## TASK
Search the entries for the word "title" and pull out each line that has it.

-- Opening Marker --

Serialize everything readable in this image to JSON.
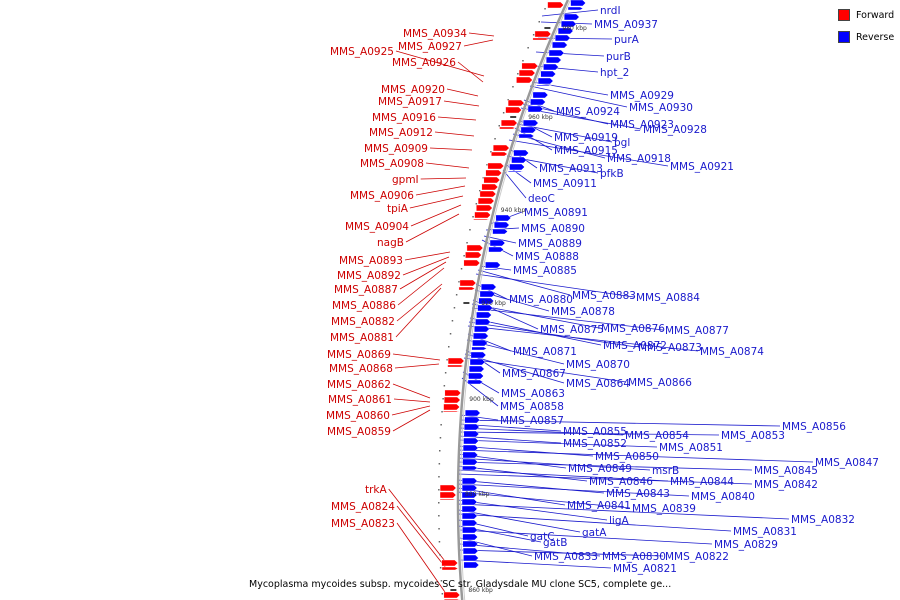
{
  "caption": "Mycoplasma mycoides subsp. mycoides SC str. Gladysdale MU clone SC5, complete ge...",
  "legend": {
    "forward": {
      "label": "Forward",
      "color": "#ff0000"
    },
    "reverse": {
      "label": "Reverse",
      "color": "#0000ff"
    }
  },
  "colors": {
    "forward_text": "#cc0000",
    "reverse_text": "#1a1acc",
    "backbone": "#999999"
  },
  "scale_marks": [
    "980 kbp",
    "960 kbp",
    "940 kbp",
    "920 kbp",
    "900 kbp",
    "880 kbp",
    "860 kbp"
  ],
  "forward_genes": [
    "MMS_A0934",
    "MMS_A0927",
    "MMS_A0925",
    "MMS_A0926",
    "MMS_A0920",
    "MMS_A0917",
    "MMS_A0916",
    "MMS_A0912",
    "MMS_A0909",
    "MMS_A0908",
    "gpmI",
    "MMS_A0906",
    "tpiA",
    "MMS_A0904",
    "nagB",
    "MMS_A0893",
    "MMS_A0892",
    "MMS_A0887",
    "MMS_A0886",
    "MMS_A0882",
    "MMS_A0881",
    "MMS_A0869",
    "MMS_A0868",
    "MMS_A0862",
    "MMS_A0861",
    "MMS_A0860",
    "MMS_A0859",
    "trkA",
    "MMS_A0824",
    "MMS_A0823"
  ],
  "reverse_genes": [
    "nrdI",
    "MMS_A0937",
    "purA",
    "purB",
    "hpt_2",
    "MMS_A0929",
    "MMS_A0930",
    "MMS_A0924",
    "MMS_A0923",
    "MMS_A0928",
    "MMS_A0919",
    "bgl",
    "MMS_A0915",
    "MMS_A0918",
    "MMS_A0913",
    "MMS_A0921",
    "pfkB",
    "MMS_A0911",
    "deoC",
    "MMS_A0891",
    "MMS_A0890",
    "MMS_A0889",
    "MMS_A0888",
    "MMS_A0885",
    "MMS_A0883",
    "MMS_A0884",
    "MMS_A0880",
    "MMS_A0878",
    "MMS_A0875",
    "MMS_A0876",
    "MMS_A0877",
    "MMS_A0872",
    "MMS_A0873",
    "MMS_A0874",
    "MMS_A0871",
    "MMS_A0870",
    "MMS_A0867",
    "MMS_A0864",
    "MMS_A0866",
    "MMS_A0863",
    "MMS_A0858",
    "MMS_A0857",
    "MMS_A0856",
    "MMS_A0855",
    "MMS_A0854",
    "MMS_A0853",
    "MMS_A0852",
    "MMS_A0851",
    "MMS_A0850",
    "MMS_A0847",
    "MMS_A0849",
    "msrB",
    "MMS_A0845",
    "MMS_A0846",
    "MMS_A0844",
    "MMS_A0842",
    "MMS_A0843",
    "MMS_A0840",
    "MMS_A0841",
    "MMS_A0839",
    "ligA",
    "MMS_A0832",
    "gatA",
    "MMS_A0831",
    "gatC",
    "gatB",
    "MMS_A0829",
    "MMS_A0833",
    "MMS_A0830",
    "MMS_A0822",
    "MMS_A0821"
  ]
}
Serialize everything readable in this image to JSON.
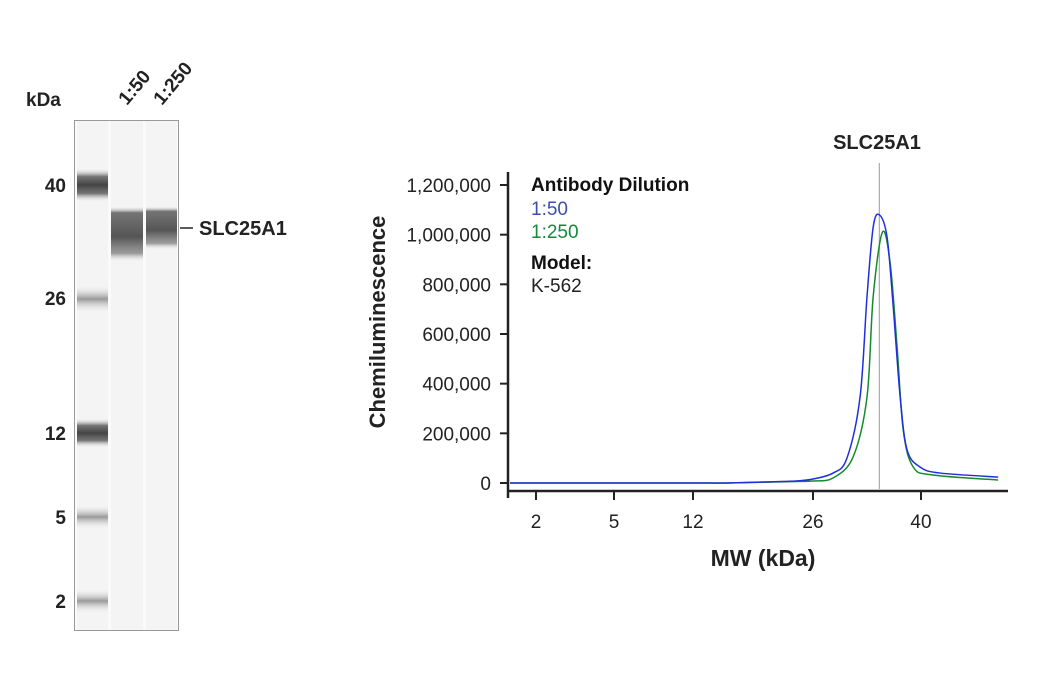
{
  "blot": {
    "unit_label": "kDa",
    "lane_labels": [
      "1:50",
      "1:250"
    ],
    "ladder_marks": [
      "40",
      "26",
      "12",
      "5",
      "2"
    ],
    "band_label": "SLC25A1"
  },
  "chart_data": {
    "type": "line",
    "title": "SLC25A1",
    "xlabel": "MW (kDa)",
    "ylabel": "Chemiluminescence",
    "x_ticks": [
      2,
      5,
      12,
      26,
      40
    ],
    "x_scale": "nonlinear (capillary MW calibration)",
    "ylim": [
      0,
      1200000
    ],
    "y_ticks": [
      0,
      200000,
      400000,
      600000,
      800000,
      1000000,
      1200000
    ],
    "y_tick_labels": [
      "0",
      "200,000",
      "400,000",
      "600,000",
      "800,000",
      "1,000,000",
      "1,200,000"
    ],
    "grid": false,
    "reference_line_kDa": 34.6,
    "legend": {
      "title": "Antibody Dilution",
      "model_label": "Model:",
      "model_value": "K-562",
      "position": "top-left"
    },
    "series": [
      {
        "name": "1:50",
        "color": "#1f2fe0",
        "label_color": "#3a4fb0",
        "x": [
          1,
          2,
          5,
          12,
          16,
          20,
          24,
          26,
          28.6,
          30.4,
          32.1,
          33.0,
          33.8,
          34.6,
          35.6,
          36.4,
          37.3,
          38.2,
          39.9,
          42.5,
          50
        ],
        "y": [
          0,
          0,
          0,
          0,
          0,
          4000,
          8000,
          16000,
          40000,
          100000,
          346000,
          750000,
          1030000,
          1080000,
          990000,
          710000,
          346000,
          133000,
          64000,
          40000,
          24000
        ]
      },
      {
        "name": "1:250",
        "color": "#178a2e",
        "label_color": "#178a3a",
        "x": [
          1,
          2,
          5,
          12,
          16,
          20,
          24,
          26,
          28.6,
          31.2,
          33.0,
          33.8,
          35.0,
          36.0,
          36.9,
          37.7,
          39.0,
          41.6,
          50
        ],
        "y": [
          0,
          0,
          0,
          0,
          0,
          3000,
          6000,
          8000,
          20000,
          105000,
          346000,
          750000,
          1010000,
          885000,
          548000,
          213000,
          64000,
          32000,
          12000
        ]
      }
    ]
  }
}
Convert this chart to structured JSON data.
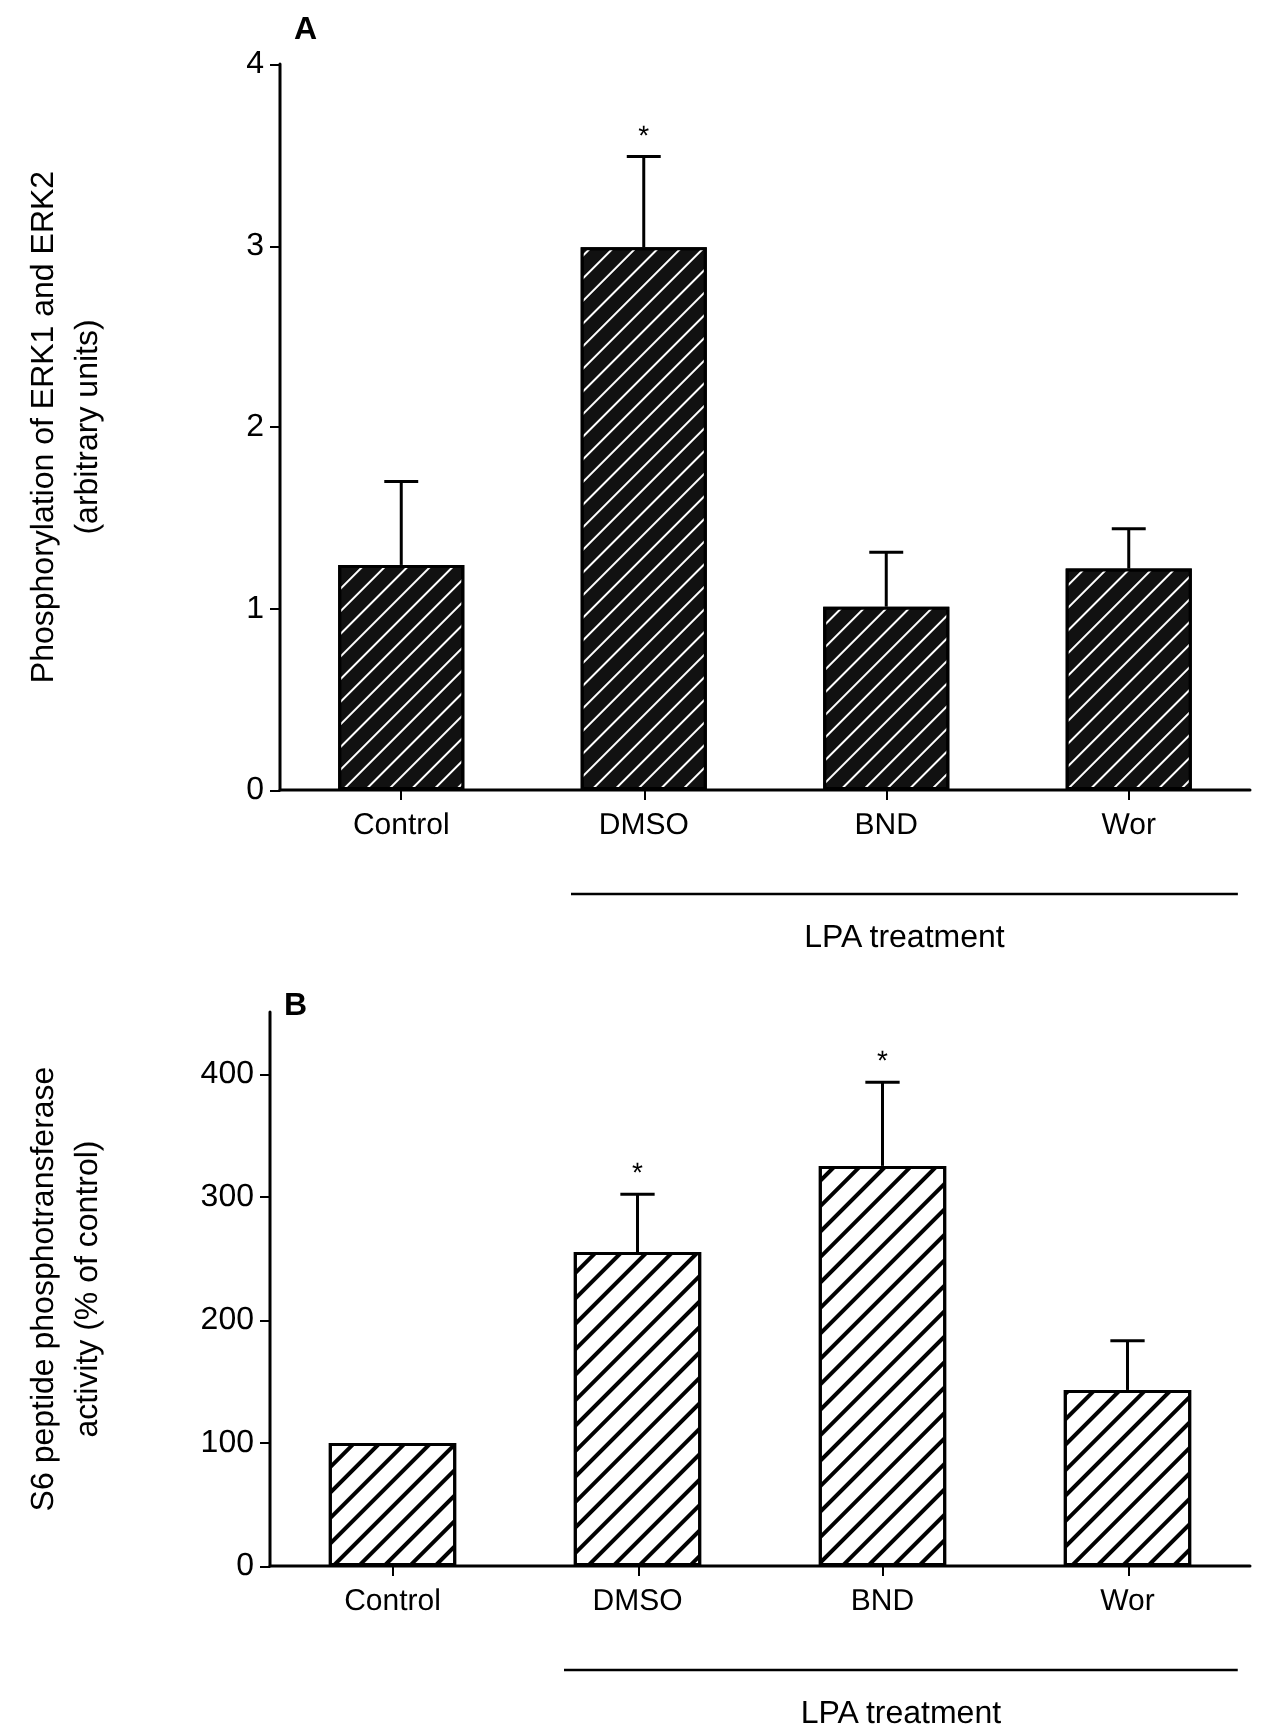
{
  "chart_data": [
    {
      "type": "bar",
      "title": "A",
      "ylabel": "Phosphorylation of ERK1 and ERK2\n(arbitrary units)",
      "categories": [
        "Control",
        "DMSO",
        "BND",
        "Wor"
      ],
      "values": [
        1.24,
        2.99,
        1.01,
        1.22
      ],
      "errors": [
        [
          1.24,
          1.7
        ],
        [
          2.99,
          3.49
        ],
        [
          1.01,
          1.31
        ],
        [
          1.22,
          1.44
        ]
      ],
      "color": "#111111",
      "ylim": [
        0,
        4
      ],
      "yticks": [
        0,
        1,
        2,
        3,
        4
      ],
      "grid": false,
      "annotations": [
        {
          "text": "*",
          "x": "DMSO",
          "y": 3.49
        },
        "LPA treatment"
      ]
    },
    {
      "type": "bar",
      "title": "B",
      "ylabel": "S6 peptide phosphotransferase\nactivity (% of control)",
      "categories": [
        "Control",
        "DMSO",
        "BND",
        "Wor"
      ],
      "values": [
        100,
        255,
        325,
        143
      ],
      "errors": [
        null,
        [
          255,
          302
        ],
        [
          325,
          393
        ],
        [
          143,
          183
        ]
      ],
      "color": "#ffffff",
      "ylim": [
        0,
        450
      ],
      "yticks": [
        0,
        100,
        200,
        300,
        400
      ],
      "grid": false,
      "annotations": [
        {
          "text": "*",
          "x": "DMSO",
          "y": 302
        },
        {
          "text": "*",
          "x": "BND",
          "y": 393
        },
        "LPA treatment"
      ]
    }
  ]
}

-- Closing Marker --

## TASK RESPONSE
    "title": "SLC25A1",
      "title": "Antibody Dilution",
      "title": "A",
      "title": "B",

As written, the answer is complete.